Task: Retyping should cover only the lines from the one containing "Give me the" through the final line of the records, with pictures omitted.

>> start Record set

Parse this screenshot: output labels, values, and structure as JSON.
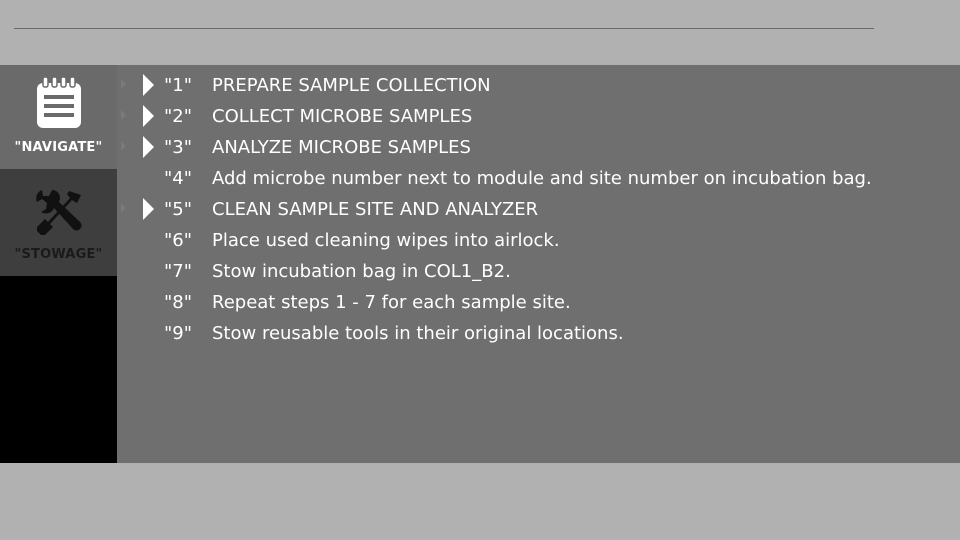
{
  "sidebar": {
    "navigate": {
      "label": "\"NAVIGATE\"",
      "icon": "notepad-icon"
    },
    "stowage": {
      "label": "\"STOWAGE\"",
      "icon": "tools-icon"
    }
  },
  "steps": [
    {
      "num": "\"1\"",
      "text": "PREPARE SAMPLE COLLECTION",
      "expandable": true
    },
    {
      "num": "\"2\"",
      "text": "COLLECT MICROBE SAMPLES",
      "expandable": true
    },
    {
      "num": "\"3\"",
      "text": "ANALYZE MICROBE SAMPLES",
      "expandable": true
    },
    {
      "num": "\"4\"",
      "text": "Add microbe number next to module and site number on incubation bag.",
      "expandable": false
    },
    {
      "num": "\"5\"",
      "text": "CLEAN SAMPLE SITE AND ANALYZER",
      "expandable": true
    },
    {
      "num": "\"6\"",
      "text": "Place used cleaning wipes into airlock.",
      "expandable": false
    },
    {
      "num": "\"7\"",
      "text": "Stow incubation bag in COL1_B2.",
      "expandable": false
    },
    {
      "num": "\"8\"",
      "text": "Repeat steps 1 - 7 for each sample site.",
      "expandable": false
    },
    {
      "num": "\"9\"",
      "text": "Stow reusable tools in their original locations.",
      "expandable": false
    }
  ],
  "colors": {
    "background": "#b1b1b1",
    "panel": "#6f6f6f",
    "nav_active": "#6a6a6a",
    "nav_inactive": "#3e3e3e",
    "text": "#ffffff"
  }
}
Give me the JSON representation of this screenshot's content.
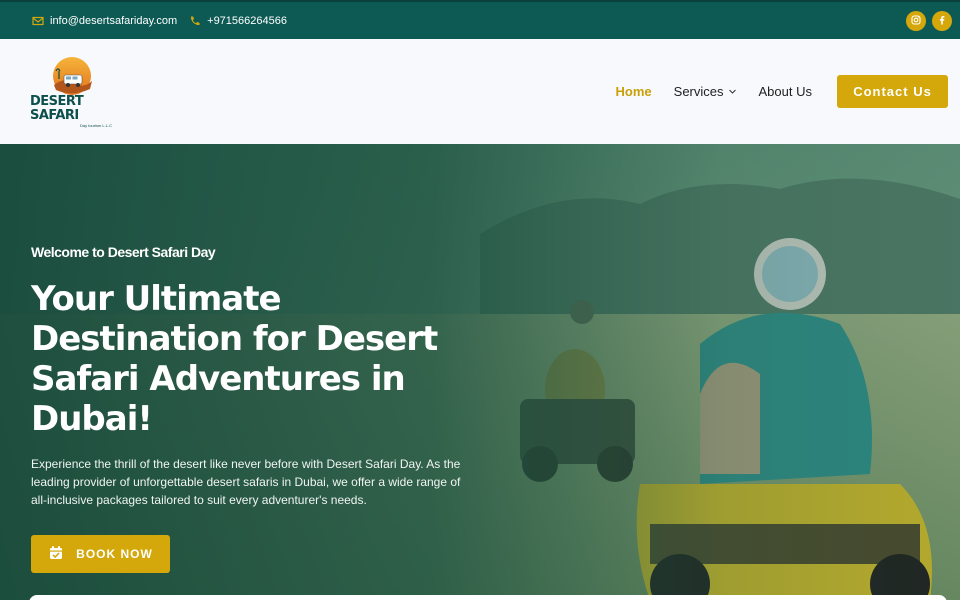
{
  "topbar": {
    "email": "info@desertsafariday.com",
    "phone": "+971566264566",
    "social": [
      {
        "icon": "instagram-icon"
      },
      {
        "icon": "facebook-icon"
      }
    ],
    "colors": {
      "bg": "#0d5a55",
      "accent": "#d4a80b"
    }
  },
  "header": {
    "logo": {
      "brand": "DESERT SAFARI",
      "sub": "Day tourism L.L.C"
    },
    "nav": [
      {
        "label": "Home",
        "active": true
      },
      {
        "label": "Services",
        "has_dropdown": true
      },
      {
        "label": "About Us"
      }
    ],
    "contact_button": "Contact Us"
  },
  "hero": {
    "welcome": "Welcome to Desert Safari Day",
    "headline": "Your Ultimate Destination for Desert Safari Adventures in Dubai!",
    "description": "Experience the thrill of the desert like never before with Desert Safari Day. As the leading provider of unforgettable desert safaris in Dubai, we offer a wide range of all-inclusive packages tailored to suit every adventurer's needs.",
    "book_button": "BOOK NOW"
  }
}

>> end Record set

Solution to this task:
Give me the JSON representation of this screenshot's content.
{
  "topbar": {
    "email": "info@desertsafariday.com",
    "phone": "+971566264566",
    "social": [
      {
        "icon": "instagram-icon"
      },
      {
        "icon": "facebook-icon"
      }
    ],
    "colors": {
      "bg": "#0d5a55",
      "accent": "#d4a80b"
    }
  },
  "header": {
    "logo": {
      "brand": "DESERT SAFARI",
      "sub": "Day tourism L.L.C"
    },
    "nav": [
      {
        "label": "Home",
        "active": true
      },
      {
        "label": "Services",
        "has_dropdown": true
      },
      {
        "label": "About Us"
      }
    ],
    "contact_button": "Contact Us"
  },
  "hero": {
    "welcome": "Welcome to Desert Safari Day",
    "headline": "Your Ultimate Destination for Desert Safari Adventures in Dubai!",
    "description": "Experience the thrill of the desert like never before with Desert Safari Day. As the leading provider of unforgettable desert safaris in Dubai, we offer a wide range of all-inclusive packages tailored to suit every adventurer's needs.",
    "book_button": "BOOK NOW"
  }
}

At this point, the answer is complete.